TASK DETAILS:
Report every line from the material that contains the word "JSON".

-- begin WORKING DATA --

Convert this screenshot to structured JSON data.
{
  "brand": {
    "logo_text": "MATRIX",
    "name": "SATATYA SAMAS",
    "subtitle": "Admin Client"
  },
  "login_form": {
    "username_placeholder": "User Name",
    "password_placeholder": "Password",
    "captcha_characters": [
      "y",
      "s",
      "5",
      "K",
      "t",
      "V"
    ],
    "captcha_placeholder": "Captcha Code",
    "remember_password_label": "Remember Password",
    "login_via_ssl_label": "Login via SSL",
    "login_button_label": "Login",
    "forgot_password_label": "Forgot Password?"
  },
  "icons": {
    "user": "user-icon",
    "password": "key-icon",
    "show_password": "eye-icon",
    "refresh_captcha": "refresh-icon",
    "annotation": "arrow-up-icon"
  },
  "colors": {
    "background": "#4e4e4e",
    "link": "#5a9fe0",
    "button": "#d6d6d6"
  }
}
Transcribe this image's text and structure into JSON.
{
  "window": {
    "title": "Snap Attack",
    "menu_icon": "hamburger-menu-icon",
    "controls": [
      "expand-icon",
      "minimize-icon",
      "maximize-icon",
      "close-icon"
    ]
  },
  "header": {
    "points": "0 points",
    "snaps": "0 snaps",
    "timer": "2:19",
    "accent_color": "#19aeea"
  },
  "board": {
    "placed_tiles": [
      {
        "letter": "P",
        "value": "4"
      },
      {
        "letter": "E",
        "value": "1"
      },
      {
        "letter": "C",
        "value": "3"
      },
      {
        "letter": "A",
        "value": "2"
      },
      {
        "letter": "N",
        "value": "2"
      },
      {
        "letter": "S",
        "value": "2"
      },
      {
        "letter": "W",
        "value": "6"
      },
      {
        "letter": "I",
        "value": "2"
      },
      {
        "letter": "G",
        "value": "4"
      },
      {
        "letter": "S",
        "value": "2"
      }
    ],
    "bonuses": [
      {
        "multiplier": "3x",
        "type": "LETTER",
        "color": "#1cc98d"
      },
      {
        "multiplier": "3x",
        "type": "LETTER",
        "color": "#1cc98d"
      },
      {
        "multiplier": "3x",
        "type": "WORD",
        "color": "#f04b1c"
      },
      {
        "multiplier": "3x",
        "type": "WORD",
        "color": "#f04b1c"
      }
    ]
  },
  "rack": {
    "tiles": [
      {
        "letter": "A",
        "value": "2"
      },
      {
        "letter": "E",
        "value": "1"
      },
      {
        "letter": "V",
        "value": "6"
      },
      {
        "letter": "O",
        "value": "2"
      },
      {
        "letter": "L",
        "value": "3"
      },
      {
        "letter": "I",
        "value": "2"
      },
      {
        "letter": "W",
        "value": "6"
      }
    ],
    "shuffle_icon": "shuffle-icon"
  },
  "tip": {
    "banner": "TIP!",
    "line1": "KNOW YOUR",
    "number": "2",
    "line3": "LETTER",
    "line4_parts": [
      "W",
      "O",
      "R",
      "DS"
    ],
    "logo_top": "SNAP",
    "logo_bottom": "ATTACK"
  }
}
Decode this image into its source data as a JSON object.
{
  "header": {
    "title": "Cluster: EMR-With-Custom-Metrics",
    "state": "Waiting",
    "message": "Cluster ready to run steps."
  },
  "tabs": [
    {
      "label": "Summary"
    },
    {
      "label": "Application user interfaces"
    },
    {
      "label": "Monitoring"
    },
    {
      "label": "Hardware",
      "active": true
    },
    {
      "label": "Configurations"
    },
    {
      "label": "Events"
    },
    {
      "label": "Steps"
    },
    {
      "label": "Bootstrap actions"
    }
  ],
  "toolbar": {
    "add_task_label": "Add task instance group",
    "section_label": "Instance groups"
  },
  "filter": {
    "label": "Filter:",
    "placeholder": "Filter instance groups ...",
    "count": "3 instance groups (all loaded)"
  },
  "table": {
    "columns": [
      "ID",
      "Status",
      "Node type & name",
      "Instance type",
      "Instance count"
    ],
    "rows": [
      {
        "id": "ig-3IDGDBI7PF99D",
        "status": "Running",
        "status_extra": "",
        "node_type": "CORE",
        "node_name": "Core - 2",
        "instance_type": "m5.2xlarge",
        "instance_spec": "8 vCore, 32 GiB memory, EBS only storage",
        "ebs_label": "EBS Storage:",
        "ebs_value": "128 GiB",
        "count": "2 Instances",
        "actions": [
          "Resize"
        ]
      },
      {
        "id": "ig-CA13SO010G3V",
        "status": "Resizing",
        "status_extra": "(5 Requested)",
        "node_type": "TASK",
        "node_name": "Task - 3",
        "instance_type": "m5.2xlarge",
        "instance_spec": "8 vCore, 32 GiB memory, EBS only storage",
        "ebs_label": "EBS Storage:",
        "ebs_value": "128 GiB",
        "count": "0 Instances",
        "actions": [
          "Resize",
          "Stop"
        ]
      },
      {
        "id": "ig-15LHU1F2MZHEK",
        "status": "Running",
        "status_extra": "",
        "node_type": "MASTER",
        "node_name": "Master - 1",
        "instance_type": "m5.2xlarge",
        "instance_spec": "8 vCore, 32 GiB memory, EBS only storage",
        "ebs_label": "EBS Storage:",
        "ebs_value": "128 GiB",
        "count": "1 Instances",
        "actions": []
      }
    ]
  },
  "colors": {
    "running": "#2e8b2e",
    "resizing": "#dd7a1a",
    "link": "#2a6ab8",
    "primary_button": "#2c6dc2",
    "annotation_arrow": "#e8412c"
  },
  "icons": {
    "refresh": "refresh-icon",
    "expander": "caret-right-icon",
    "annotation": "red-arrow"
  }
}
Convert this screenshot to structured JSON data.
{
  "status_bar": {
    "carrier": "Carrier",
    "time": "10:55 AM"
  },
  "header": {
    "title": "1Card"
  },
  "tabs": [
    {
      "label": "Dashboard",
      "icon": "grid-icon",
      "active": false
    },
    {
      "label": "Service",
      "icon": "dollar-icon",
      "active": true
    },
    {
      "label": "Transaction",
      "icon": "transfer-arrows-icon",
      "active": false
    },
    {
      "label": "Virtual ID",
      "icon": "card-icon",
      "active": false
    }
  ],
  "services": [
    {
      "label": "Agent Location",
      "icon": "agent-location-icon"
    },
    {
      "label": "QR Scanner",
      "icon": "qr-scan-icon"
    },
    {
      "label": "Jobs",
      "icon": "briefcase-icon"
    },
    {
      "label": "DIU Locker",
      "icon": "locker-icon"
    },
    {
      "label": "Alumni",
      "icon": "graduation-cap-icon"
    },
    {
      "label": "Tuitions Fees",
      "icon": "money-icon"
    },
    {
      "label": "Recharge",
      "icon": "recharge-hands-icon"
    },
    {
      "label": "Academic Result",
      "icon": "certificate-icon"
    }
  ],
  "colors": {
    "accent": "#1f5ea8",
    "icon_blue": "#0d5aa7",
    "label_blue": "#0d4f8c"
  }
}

-- end WORKING DATA --

ANSWER TO THIS TASK:
Convert this screenshot to structured JSON data.
Transcribe this image's text and structure into JSON.
Decode this image into its source data as a JSON object.
Convert this screenshot to structured JSON data.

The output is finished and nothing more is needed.